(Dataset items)
————————

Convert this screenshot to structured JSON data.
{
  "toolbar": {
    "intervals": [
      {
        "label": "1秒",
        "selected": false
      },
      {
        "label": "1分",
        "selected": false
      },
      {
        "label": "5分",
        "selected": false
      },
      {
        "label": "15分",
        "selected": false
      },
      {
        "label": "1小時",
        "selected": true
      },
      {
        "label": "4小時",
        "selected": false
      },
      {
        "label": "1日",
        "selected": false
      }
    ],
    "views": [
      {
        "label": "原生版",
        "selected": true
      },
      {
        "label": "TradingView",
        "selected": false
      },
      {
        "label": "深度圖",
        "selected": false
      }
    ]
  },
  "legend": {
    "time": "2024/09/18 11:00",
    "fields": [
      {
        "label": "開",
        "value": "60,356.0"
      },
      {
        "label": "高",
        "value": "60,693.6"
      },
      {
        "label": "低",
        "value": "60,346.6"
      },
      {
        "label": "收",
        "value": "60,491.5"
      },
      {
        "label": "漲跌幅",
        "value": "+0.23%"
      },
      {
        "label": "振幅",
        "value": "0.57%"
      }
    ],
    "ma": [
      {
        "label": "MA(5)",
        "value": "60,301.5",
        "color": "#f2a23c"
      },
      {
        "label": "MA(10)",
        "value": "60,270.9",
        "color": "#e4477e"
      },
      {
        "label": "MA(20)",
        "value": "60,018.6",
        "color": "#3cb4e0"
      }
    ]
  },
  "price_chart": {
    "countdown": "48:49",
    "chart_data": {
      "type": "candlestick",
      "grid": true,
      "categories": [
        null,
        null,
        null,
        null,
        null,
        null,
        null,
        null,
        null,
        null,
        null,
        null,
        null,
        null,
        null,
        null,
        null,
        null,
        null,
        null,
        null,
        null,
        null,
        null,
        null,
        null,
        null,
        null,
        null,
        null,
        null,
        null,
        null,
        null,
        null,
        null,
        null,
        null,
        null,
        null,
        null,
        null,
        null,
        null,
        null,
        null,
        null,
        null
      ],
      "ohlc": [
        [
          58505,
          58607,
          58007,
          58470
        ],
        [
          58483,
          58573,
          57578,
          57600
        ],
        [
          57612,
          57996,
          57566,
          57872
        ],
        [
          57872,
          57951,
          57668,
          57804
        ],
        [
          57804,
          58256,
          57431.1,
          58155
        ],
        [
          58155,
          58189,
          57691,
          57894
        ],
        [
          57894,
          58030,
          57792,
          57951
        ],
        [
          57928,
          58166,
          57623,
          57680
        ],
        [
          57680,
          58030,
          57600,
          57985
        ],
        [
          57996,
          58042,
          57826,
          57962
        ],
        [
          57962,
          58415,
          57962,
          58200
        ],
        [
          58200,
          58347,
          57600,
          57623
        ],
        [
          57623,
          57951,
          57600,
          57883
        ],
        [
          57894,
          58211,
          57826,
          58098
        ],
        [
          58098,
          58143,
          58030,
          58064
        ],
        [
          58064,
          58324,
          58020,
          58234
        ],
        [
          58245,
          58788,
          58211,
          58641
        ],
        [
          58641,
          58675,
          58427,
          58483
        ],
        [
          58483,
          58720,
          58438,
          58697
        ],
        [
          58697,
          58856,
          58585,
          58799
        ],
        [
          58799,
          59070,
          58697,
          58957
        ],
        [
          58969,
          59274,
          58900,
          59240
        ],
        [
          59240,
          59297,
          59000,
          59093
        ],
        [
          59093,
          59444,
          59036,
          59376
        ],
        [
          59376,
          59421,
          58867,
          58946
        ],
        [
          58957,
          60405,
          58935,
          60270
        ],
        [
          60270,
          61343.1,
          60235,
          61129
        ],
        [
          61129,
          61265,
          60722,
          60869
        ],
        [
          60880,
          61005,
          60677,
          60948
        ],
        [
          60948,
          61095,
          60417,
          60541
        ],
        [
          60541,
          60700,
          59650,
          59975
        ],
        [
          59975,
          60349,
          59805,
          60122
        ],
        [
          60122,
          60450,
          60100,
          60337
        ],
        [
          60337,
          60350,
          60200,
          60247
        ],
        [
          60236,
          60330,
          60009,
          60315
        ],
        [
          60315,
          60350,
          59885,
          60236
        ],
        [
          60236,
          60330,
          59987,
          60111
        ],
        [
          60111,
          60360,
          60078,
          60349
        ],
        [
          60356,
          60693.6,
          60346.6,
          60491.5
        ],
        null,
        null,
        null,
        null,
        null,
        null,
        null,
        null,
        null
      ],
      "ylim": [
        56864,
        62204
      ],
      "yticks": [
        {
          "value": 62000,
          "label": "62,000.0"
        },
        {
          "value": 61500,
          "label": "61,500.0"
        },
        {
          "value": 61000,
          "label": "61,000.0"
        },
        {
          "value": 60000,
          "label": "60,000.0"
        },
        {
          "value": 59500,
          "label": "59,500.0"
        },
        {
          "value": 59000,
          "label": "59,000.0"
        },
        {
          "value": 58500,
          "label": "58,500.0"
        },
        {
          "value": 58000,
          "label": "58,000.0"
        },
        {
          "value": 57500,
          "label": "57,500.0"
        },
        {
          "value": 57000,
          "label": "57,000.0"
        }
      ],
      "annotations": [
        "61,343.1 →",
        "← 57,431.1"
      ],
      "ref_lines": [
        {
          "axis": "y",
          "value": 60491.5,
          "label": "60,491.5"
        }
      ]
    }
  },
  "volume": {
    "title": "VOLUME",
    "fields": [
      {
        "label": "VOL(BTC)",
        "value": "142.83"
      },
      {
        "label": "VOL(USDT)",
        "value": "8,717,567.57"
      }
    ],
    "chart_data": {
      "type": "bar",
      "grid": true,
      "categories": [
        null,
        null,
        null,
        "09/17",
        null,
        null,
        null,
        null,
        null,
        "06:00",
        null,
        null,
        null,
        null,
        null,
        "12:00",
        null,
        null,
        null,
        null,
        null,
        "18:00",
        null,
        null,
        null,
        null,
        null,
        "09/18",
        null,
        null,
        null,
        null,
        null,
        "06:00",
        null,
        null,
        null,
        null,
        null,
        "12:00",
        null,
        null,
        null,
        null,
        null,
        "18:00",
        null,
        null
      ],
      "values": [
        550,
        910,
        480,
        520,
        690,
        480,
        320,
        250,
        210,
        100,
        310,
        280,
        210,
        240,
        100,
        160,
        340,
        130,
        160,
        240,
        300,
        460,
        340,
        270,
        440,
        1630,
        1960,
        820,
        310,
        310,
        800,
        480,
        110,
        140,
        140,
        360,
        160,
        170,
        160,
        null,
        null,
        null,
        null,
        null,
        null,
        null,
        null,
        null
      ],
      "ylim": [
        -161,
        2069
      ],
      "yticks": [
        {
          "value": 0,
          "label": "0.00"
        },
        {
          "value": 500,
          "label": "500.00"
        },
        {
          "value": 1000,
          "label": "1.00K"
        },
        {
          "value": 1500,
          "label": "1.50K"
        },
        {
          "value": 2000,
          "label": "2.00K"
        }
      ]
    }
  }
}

————————

* Your task *
Give the data again, exactly as it stands.

* Completed exercise *
Convert this screenshot to structured JSON data.
{
  "toolbar": {
    "intervals": [
      {
        "label": "1秒",
        "selected": false
      },
      {
        "label": "1分",
        "selected": false
      },
      {
        "label": "5分",
        "selected": false
      },
      {
        "label": "15分",
        "selected": false
      },
      {
        "label": "1小時",
        "selected": true
      },
      {
        "label": "4小時",
        "selected": false
      },
      {
        "label": "1日",
        "selected": false
      }
    ],
    "views": [
      {
        "label": "原生版",
        "selected": true
      },
      {
        "label": "TradingView",
        "selected": false
      },
      {
        "label": "深度圖",
        "selected": false
      }
    ]
  },
  "legend": {
    "time": "2024/09/18 11:00",
    "fields": [
      {
        "label": "開",
        "value": "60,356.0"
      },
      {
        "label": "高",
        "value": "60,693.6"
      },
      {
        "label": "低",
        "value": "60,346.6"
      },
      {
        "label": "收",
        "value": "60,491.5"
      },
      {
        "label": "漲跌幅",
        "value": "+0.23%"
      },
      {
        "label": "振幅",
        "value": "0.57%"
      }
    ],
    "ma": [
      {
        "label": "MA(5)",
        "value": "60,301.5",
        "color": "#f2a23c"
      },
      {
        "label": "MA(10)",
        "value": "60,270.9",
        "color": "#e4477e"
      },
      {
        "label": "MA(20)",
        "value": "60,018.6",
        "color": "#3cb4e0"
      }
    ]
  },
  "price_chart": {
    "countdown": "48:49",
    "chart_data": {
      "type": "candlestick",
      "grid": true,
      "categories": [
        null,
        null,
        null,
        null,
        null,
        null,
        null,
        null,
        null,
        null,
        null,
        null,
        null,
        null,
        null,
        null,
        null,
        null,
        null,
        null,
        null,
        null,
        null,
        null,
        null,
        null,
        null,
        null,
        null,
        null,
        null,
        null,
        null,
        null,
        null,
        null,
        null,
        null,
        null,
        null,
        null,
        null,
        null,
        null,
        null,
        null,
        null,
        null
      ],
      "ohlc": [
        [
          58505,
          58607,
          58007,
          58470
        ],
        [
          58483,
          58573,
          57578,
          57600
        ],
        [
          57612,
          57996,
          57566,
          57872
        ],
        [
          57872,
          57951,
          57668,
          57804
        ],
        [
          57804,
          58256,
          57431.1,
          58155
        ],
        [
          58155,
          58189,
          57691,
          57894
        ],
        [
          57894,
          58030,
          57792,
          57951
        ],
        [
          57928,
          58166,
          57623,
          57680
        ],
        [
          57680,
          58030,
          57600,
          57985
        ],
        [
          57996,
          58042,
          57826,
          57962
        ],
        [
          57962,
          58415,
          57962,
          58200
        ],
        [
          58200,
          58347,
          57600,
          57623
        ],
        [
          57623,
          57951,
          57600,
          57883
        ],
        [
          57894,
          58211,
          57826,
          58098
        ],
        [
          58098,
          58143,
          58030,
          58064
        ],
        [
          58064,
          58324,
          58020,
          58234
        ],
        [
          58245,
          58788,
          58211,
          58641
        ],
        [
          58641,
          58675,
          58427,
          58483
        ],
        [
          58483,
          58720,
          58438,
          58697
        ],
        [
          58697,
          58856,
          58585,
          58799
        ],
        [
          58799,
          59070,
          58697,
          58957
        ],
        [
          58969,
          59274,
          58900,
          59240
        ],
        [
          59240,
          59297,
          59000,
          59093
        ],
        [
          59093,
          59444,
          59036,
          59376
        ],
        [
          59376,
          59421,
          58867,
          58946
        ],
        [
          58957,
          60405,
          58935,
          60270
        ],
        [
          60270,
          61343.1,
          60235,
          61129
        ],
        [
          61129,
          61265,
          60722,
          60869
        ],
        [
          60880,
          61005,
          60677,
          60948
        ],
        [
          60948,
          61095,
          60417,
          60541
        ],
        [
          60541,
          60700,
          59650,
          59975
        ],
        [
          59975,
          60349,
          59805,
          60122
        ],
        [
          60122,
          60450,
          60100,
          60337
        ],
        [
          60337,
          60350,
          60200,
          60247
        ],
        [
          60236,
          60330,
          60009,
          60315
        ],
        [
          60315,
          60350,
          59885,
          60236
        ],
        [
          60236,
          60330,
          59987,
          60111
        ],
        [
          60111,
          60360,
          60078,
          60349
        ],
        [
          60356,
          60693.6,
          60346.6,
          60491.5
        ],
        null,
        null,
        null,
        null,
        null,
        null,
        null,
        null,
        null
      ],
      "ylim": [
        56864,
        62204
      ],
      "yticks": [
        {
          "value": 62000,
          "label": "62,000.0"
        },
        {
          "value": 61500,
          "label": "61,500.0"
        },
        {
          "value": 61000,
          "label": "61,000.0"
        },
        {
          "value": 60000,
          "label": "60,000.0"
        },
        {
          "value": 59500,
          "label": "59,500.0"
        },
        {
          "value": 59000,
          "label": "59,000.0"
        },
        {
          "value": 58500,
          "label": "58,500.0"
        },
        {
          "value": 58000,
          "label": "58,000.0"
        },
        {
          "value": 57500,
          "label": "57,500.0"
        },
        {
          "value": 57000,
          "label": "57,000.0"
        }
      ],
      "annotations": [
        "61,343.1 →",
        "← 57,431.1"
      ],
      "ref_lines": [
        {
          "axis": "y",
          "value": 60491.5,
          "label": "60,491.5"
        }
      ]
    }
  },
  "volume": {
    "title": "VOLUME",
    "fields": [
      {
        "label": "VOL(BTC)",
        "value": "142.83"
      },
      {
        "label": "VOL(USDT)",
        "value": "8,717,567.57"
      }
    ],
    "chart_data": {
      "type": "bar",
      "grid": true,
      "categories": [
        null,
        null,
        null,
        "09/17",
        null,
        null,
        null,
        null,
        null,
        "06:00",
        null,
        null,
        null,
        null,
        null,
        "12:00",
        null,
        null,
        null,
        null,
        null,
        "18:00",
        null,
        null,
        null,
        null,
        null,
        "09/18",
        null,
        null,
        null,
        null,
        null,
        "06:00",
        null,
        null,
        null,
        null,
        null,
        "12:00",
        null,
        null,
        null,
        null,
        null,
        "18:00",
        null,
        null
      ],
      "values": [
        550,
        910,
        480,
        520,
        690,
        480,
        320,
        250,
        210,
        100,
        310,
        280,
        210,
        240,
        100,
        160,
        340,
        130,
        160,
        240,
        300,
        460,
        340,
        270,
        440,
        1630,
        1960,
        820,
        310,
        310,
        800,
        480,
        110,
        140,
        140,
        360,
        160,
        170,
        160,
        null,
        null,
        null,
        null,
        null,
        null,
        null,
        null,
        null
      ],
      "ylim": [
        -161,
        2069
      ],
      "yticks": [
        {
          "value": 0,
          "label": "0.00"
        },
        {
          "value": 500,
          "label": "500.00"
        },
        {
          "value": 1000,
          "label": "1.00K"
        },
        {
          "value": 1500,
          "label": "1.50K"
        },
        {
          "value": 2000,
          "label": "2.00K"
        }
      ]
    }
  }
}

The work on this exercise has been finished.